WHAT IS REQUIRED:
Go through the data below. List every line that holds the word "persoonlijkheid".

----

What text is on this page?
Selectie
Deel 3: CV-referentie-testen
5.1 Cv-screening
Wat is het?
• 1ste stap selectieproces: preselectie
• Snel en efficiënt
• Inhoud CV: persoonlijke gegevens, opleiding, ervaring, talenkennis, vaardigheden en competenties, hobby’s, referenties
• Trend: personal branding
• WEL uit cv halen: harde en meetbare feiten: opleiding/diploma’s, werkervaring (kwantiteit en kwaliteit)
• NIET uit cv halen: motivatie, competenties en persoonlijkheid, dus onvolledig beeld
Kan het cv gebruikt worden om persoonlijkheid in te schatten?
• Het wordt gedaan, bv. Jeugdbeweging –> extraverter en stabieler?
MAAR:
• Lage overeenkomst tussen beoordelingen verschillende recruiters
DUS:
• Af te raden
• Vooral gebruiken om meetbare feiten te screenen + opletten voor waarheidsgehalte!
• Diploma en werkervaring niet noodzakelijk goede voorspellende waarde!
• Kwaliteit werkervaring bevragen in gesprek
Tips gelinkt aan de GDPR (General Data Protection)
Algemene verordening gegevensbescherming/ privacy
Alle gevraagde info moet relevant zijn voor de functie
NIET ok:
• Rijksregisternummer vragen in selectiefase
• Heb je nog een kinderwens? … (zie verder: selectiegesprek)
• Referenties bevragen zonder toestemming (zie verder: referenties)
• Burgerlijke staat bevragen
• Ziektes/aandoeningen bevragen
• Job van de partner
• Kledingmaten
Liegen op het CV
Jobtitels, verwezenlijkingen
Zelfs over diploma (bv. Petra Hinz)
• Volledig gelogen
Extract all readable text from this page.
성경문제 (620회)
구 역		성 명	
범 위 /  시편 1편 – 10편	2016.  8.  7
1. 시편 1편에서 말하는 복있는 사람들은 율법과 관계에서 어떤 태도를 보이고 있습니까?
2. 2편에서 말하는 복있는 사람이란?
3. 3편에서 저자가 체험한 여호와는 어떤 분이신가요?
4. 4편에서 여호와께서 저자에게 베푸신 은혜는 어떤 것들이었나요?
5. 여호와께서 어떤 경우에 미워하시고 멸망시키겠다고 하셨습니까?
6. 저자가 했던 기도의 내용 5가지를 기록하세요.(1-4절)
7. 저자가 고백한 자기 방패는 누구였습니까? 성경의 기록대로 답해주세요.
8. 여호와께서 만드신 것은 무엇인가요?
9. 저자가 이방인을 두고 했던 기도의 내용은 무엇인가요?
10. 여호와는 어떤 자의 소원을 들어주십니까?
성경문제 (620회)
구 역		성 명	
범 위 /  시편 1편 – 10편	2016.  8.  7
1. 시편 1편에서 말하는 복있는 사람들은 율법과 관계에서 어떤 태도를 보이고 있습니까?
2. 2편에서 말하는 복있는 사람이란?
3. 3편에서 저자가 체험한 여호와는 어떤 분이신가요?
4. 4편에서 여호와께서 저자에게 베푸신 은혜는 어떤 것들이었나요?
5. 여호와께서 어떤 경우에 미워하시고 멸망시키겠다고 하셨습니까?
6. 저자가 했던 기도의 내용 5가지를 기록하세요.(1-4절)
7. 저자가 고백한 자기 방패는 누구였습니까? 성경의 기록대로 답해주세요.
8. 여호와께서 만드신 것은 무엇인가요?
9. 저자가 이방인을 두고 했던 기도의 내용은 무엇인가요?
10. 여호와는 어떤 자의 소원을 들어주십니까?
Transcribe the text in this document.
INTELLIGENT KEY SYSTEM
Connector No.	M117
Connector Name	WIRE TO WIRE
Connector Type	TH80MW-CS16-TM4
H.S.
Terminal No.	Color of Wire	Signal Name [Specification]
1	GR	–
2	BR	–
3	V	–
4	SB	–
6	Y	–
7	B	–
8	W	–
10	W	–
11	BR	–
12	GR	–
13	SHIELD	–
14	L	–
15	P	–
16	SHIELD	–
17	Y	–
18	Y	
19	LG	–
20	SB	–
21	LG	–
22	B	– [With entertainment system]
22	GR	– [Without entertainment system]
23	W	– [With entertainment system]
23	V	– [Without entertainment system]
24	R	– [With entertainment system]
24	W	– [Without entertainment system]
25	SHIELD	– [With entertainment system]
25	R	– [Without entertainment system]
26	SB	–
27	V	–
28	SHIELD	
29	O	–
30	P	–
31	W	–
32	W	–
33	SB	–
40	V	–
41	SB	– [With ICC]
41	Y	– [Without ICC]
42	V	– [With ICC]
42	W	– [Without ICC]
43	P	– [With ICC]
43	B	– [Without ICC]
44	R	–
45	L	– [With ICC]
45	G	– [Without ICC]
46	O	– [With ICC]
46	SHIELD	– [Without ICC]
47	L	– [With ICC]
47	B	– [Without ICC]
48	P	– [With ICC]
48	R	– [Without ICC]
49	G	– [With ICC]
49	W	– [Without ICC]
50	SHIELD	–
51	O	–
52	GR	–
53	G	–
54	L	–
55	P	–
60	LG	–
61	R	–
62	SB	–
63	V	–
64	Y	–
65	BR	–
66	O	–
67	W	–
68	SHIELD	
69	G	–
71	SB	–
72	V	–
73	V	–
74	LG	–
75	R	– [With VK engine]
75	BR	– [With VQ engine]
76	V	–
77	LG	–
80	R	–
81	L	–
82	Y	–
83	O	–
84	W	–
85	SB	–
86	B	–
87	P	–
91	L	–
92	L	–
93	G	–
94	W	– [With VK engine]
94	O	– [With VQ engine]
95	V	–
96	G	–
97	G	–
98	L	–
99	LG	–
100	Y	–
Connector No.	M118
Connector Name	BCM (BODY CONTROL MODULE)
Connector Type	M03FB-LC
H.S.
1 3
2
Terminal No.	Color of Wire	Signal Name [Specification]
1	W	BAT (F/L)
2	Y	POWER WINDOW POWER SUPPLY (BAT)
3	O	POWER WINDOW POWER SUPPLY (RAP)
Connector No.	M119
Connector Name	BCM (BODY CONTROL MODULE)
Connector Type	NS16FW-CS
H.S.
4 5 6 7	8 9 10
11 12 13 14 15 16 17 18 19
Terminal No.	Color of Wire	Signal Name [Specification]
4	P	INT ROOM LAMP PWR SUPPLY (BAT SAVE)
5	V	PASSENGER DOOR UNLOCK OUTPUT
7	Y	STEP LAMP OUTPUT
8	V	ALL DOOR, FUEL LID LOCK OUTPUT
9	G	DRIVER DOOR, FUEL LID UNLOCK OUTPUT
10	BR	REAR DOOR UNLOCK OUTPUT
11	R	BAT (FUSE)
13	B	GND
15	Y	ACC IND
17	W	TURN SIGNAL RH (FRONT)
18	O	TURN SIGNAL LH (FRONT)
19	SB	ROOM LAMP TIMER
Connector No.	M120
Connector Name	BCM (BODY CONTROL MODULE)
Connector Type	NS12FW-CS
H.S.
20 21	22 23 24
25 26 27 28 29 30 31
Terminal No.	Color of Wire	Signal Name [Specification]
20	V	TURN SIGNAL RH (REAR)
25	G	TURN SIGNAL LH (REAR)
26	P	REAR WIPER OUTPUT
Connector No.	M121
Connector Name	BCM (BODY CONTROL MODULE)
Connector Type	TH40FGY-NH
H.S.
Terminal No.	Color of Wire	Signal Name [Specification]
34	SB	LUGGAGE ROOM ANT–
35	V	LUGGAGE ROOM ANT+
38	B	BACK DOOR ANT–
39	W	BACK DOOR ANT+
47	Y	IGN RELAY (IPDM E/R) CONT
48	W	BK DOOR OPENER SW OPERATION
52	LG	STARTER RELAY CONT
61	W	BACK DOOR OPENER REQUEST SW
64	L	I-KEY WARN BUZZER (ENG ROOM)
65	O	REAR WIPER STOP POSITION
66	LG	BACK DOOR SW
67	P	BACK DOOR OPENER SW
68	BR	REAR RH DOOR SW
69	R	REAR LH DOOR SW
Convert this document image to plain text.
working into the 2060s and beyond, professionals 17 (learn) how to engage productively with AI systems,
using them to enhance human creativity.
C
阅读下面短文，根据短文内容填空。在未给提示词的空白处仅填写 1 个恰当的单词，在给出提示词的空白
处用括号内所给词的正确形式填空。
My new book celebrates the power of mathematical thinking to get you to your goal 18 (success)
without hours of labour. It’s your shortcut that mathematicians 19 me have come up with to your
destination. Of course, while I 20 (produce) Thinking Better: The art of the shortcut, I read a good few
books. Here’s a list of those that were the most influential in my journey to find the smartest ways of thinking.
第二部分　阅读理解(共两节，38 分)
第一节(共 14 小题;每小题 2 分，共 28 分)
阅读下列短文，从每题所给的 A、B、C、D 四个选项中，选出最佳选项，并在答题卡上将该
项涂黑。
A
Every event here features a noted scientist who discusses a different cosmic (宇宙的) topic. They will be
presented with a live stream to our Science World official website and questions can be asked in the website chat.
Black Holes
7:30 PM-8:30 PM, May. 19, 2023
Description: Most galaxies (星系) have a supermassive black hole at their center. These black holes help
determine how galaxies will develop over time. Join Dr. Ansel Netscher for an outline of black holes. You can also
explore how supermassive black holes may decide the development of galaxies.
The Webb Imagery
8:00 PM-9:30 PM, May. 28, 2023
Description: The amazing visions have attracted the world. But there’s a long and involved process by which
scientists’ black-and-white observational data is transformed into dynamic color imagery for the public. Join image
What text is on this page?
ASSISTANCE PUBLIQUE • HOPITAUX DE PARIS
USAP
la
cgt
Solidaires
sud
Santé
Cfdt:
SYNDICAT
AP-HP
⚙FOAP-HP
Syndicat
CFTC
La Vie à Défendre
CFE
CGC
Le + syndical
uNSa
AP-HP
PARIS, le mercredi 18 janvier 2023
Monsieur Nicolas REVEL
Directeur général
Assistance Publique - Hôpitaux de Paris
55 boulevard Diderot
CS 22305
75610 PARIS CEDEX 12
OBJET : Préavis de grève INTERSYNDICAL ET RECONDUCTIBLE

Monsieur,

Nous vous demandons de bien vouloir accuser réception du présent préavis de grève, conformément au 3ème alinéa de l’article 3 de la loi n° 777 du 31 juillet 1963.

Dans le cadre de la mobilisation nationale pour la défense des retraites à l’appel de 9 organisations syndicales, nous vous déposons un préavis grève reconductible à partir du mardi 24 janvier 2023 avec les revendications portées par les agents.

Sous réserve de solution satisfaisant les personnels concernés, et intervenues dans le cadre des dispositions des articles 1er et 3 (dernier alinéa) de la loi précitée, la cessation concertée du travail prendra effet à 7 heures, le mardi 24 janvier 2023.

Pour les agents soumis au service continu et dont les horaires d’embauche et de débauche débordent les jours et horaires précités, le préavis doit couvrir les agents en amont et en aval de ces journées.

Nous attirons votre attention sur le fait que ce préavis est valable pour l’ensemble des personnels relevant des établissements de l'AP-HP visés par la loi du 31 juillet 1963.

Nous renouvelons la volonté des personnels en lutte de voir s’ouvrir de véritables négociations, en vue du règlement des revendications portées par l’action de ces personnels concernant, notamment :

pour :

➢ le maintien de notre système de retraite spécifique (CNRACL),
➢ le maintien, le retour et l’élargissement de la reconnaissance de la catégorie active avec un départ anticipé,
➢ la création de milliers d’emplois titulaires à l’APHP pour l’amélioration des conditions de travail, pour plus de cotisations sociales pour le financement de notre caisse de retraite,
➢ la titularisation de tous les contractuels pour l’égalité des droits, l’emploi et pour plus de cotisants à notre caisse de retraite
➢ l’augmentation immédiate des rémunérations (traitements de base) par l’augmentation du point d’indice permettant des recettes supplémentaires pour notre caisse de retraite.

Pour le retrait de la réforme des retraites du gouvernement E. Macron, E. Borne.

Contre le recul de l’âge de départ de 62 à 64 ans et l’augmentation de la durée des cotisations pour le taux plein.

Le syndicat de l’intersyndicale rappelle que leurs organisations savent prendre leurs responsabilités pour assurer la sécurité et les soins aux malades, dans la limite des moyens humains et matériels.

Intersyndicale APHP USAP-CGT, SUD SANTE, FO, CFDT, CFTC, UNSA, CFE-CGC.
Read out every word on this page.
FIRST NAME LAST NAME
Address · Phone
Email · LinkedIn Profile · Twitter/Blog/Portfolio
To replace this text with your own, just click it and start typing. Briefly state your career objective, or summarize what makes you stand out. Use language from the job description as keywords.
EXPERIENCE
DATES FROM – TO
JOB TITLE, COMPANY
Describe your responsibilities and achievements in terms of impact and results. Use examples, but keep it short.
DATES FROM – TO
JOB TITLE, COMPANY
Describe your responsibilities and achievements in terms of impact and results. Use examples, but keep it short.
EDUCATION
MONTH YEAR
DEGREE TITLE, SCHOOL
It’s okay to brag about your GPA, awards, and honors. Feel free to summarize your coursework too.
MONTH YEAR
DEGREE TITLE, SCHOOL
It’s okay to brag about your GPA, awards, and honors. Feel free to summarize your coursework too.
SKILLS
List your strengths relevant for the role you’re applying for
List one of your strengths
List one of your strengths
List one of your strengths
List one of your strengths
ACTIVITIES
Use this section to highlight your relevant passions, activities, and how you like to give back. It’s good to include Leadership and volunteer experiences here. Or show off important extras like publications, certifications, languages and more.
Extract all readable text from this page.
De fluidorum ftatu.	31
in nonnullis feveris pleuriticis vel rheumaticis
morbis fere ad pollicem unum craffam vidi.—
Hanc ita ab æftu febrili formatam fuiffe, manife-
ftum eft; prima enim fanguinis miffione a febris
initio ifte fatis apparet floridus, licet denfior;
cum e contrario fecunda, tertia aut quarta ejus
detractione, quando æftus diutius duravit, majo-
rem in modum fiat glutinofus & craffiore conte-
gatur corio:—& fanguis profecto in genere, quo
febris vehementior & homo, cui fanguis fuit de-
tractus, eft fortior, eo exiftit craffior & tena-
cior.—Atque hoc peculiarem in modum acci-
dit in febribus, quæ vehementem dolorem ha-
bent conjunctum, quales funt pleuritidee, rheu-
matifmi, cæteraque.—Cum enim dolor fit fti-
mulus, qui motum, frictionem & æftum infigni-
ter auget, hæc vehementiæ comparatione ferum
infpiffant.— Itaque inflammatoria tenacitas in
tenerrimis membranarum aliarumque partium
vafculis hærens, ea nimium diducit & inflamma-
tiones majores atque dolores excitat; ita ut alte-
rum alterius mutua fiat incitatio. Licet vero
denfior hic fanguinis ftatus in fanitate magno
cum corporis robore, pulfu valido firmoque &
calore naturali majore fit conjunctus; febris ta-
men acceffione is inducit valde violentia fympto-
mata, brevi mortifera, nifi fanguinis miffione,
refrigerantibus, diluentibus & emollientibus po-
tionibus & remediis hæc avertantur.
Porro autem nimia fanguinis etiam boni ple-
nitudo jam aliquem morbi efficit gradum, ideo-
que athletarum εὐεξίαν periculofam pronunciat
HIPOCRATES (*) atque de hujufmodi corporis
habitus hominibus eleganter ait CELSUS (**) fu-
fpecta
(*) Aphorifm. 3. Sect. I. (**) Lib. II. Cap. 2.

----

TASK RESPONSE:
• NIET uit cv halen: motivatie, competenties en persoonlijkheid, dus onvolledig beeld
Kan het cv gebruikt worden om persoonlijkheid in te schatten?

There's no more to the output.